▶ **TO DO**
Records follow. Select each line holding "Household".

▶ **SUPPLIED MATERIAL**
§ §

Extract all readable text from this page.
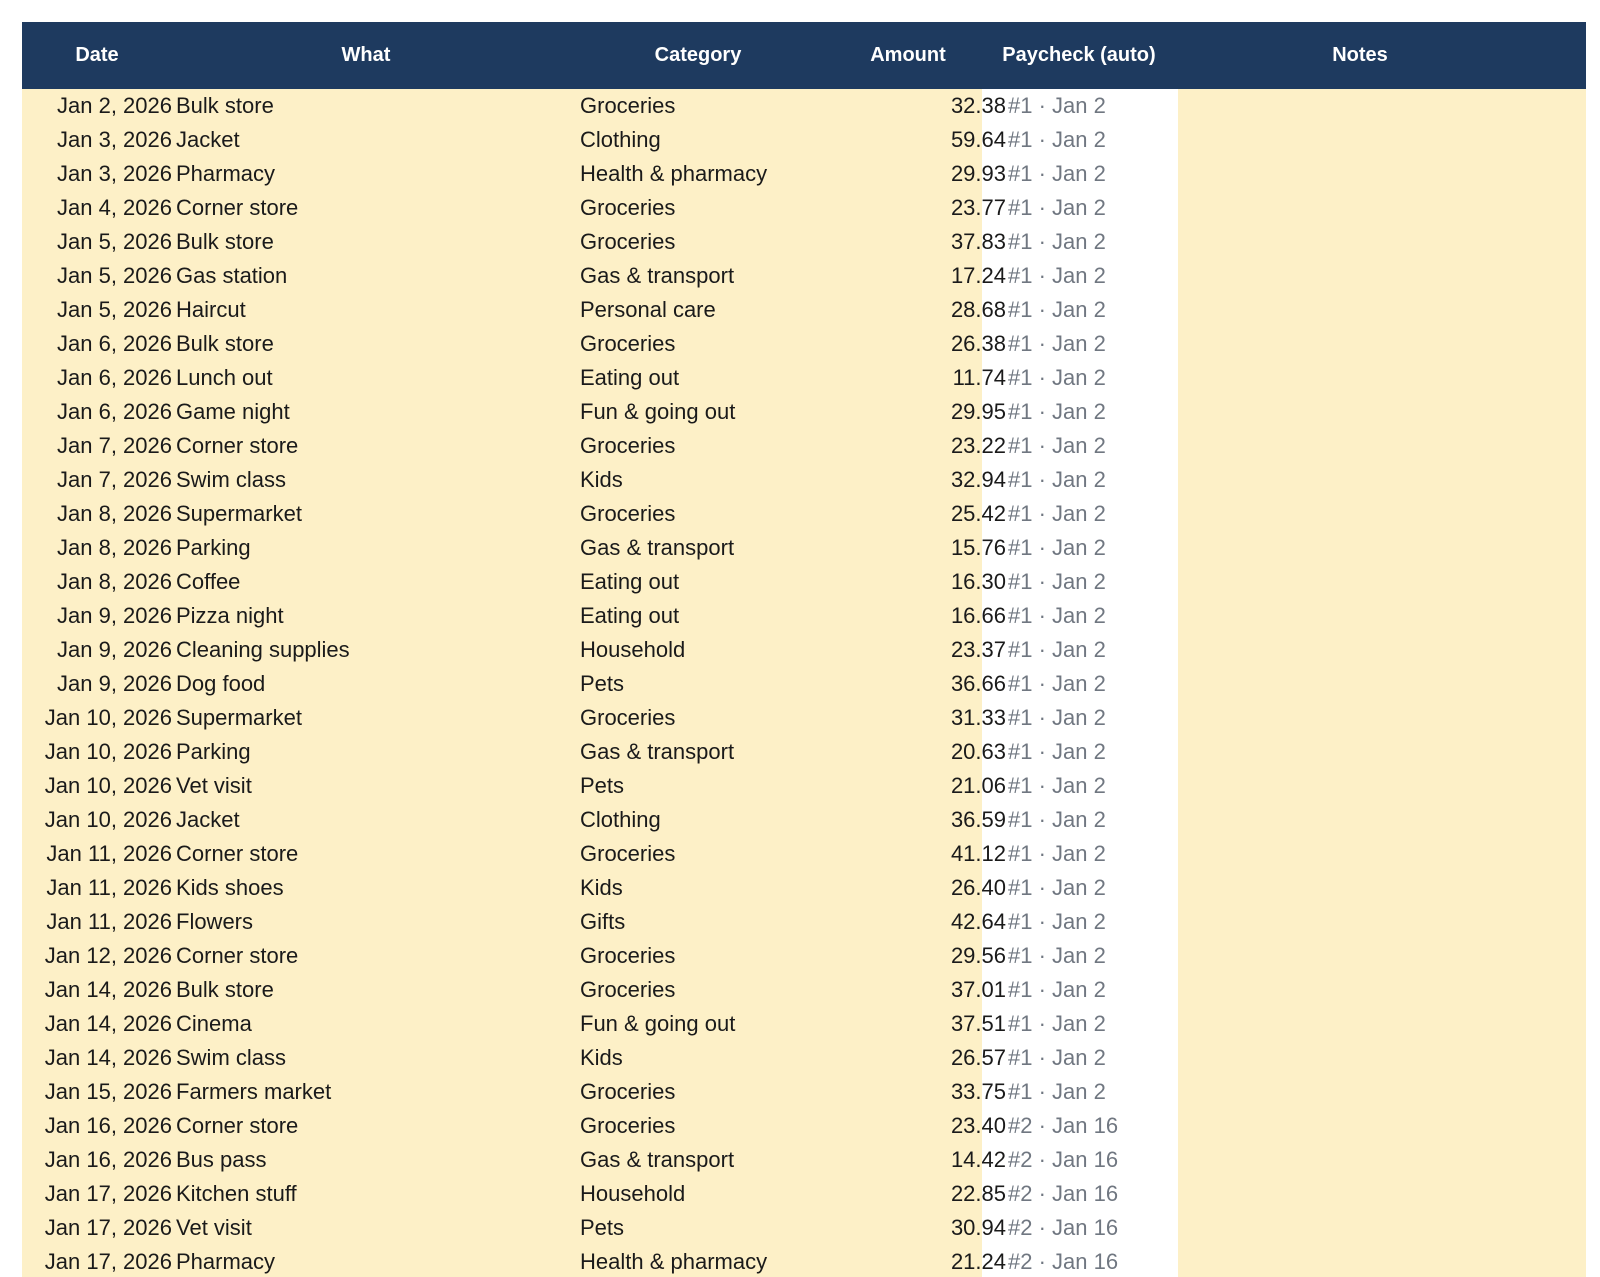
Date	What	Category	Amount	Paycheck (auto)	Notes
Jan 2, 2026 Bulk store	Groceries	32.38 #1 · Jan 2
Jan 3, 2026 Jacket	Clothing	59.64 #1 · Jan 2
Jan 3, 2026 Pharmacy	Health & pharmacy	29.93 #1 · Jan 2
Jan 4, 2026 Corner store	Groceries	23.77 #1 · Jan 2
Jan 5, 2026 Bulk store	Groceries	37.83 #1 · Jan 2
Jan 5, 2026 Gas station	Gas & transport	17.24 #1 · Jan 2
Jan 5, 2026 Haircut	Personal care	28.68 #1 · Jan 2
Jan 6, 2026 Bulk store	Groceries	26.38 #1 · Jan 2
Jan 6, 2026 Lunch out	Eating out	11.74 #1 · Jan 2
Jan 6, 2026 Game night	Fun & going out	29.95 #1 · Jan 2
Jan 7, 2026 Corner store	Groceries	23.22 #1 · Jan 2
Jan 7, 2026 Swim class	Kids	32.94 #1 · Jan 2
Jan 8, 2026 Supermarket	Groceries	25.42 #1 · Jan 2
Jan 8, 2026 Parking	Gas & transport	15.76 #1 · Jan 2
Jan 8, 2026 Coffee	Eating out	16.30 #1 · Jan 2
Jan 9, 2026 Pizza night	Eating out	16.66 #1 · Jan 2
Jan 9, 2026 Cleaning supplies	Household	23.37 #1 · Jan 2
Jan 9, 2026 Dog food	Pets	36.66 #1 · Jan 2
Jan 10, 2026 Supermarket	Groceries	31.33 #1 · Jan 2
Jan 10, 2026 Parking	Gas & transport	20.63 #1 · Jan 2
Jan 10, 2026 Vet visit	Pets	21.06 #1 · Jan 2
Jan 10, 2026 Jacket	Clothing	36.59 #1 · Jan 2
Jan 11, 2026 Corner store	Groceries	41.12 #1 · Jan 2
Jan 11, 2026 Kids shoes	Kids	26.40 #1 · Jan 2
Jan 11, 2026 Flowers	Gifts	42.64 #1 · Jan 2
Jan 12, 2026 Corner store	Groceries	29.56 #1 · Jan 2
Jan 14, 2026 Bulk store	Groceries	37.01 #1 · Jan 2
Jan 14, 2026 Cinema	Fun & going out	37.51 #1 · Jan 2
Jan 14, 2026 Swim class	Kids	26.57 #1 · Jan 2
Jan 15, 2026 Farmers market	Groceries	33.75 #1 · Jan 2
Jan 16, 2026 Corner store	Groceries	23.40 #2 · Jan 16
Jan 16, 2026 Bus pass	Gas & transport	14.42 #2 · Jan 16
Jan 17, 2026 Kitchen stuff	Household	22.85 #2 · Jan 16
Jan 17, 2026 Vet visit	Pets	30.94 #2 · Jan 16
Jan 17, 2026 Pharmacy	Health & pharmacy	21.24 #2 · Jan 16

§ §

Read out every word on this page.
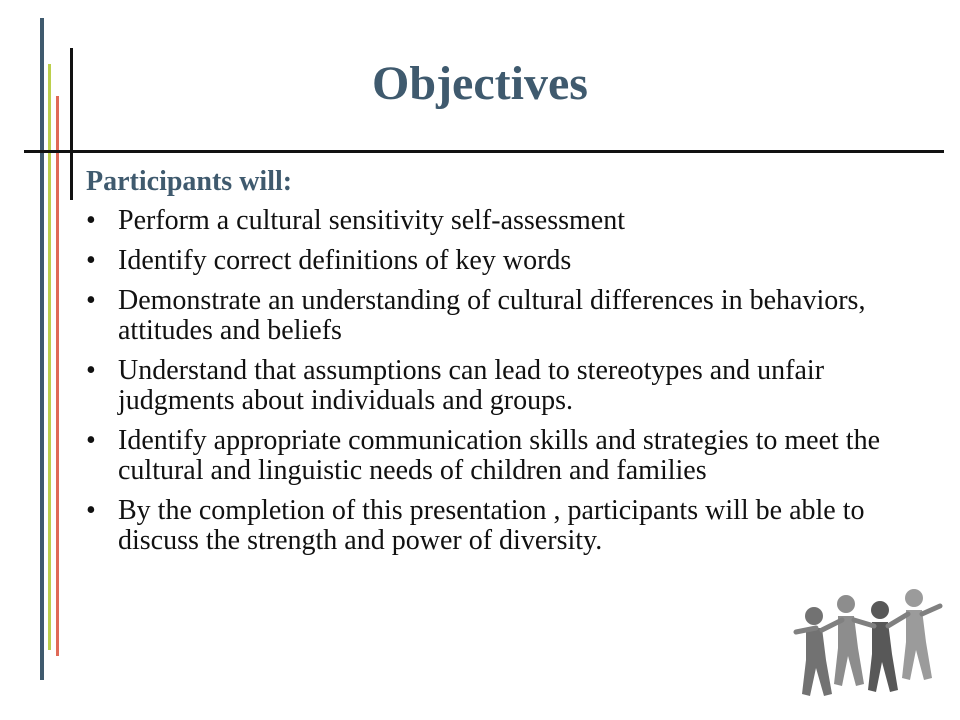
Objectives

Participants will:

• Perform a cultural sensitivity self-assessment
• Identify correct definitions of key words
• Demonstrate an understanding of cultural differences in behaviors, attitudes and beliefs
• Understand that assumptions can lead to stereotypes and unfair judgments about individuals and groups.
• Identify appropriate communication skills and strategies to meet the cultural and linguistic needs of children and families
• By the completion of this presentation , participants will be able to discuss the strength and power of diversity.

§ §

▶ **RESPONSE BELOW**
Jan 9, 2026 Cleaning supplies	Household	23.37 #1 · Jan 2
Jan 17, 2026 Kitchen stuff	Household	22.85 #2 · Jan 16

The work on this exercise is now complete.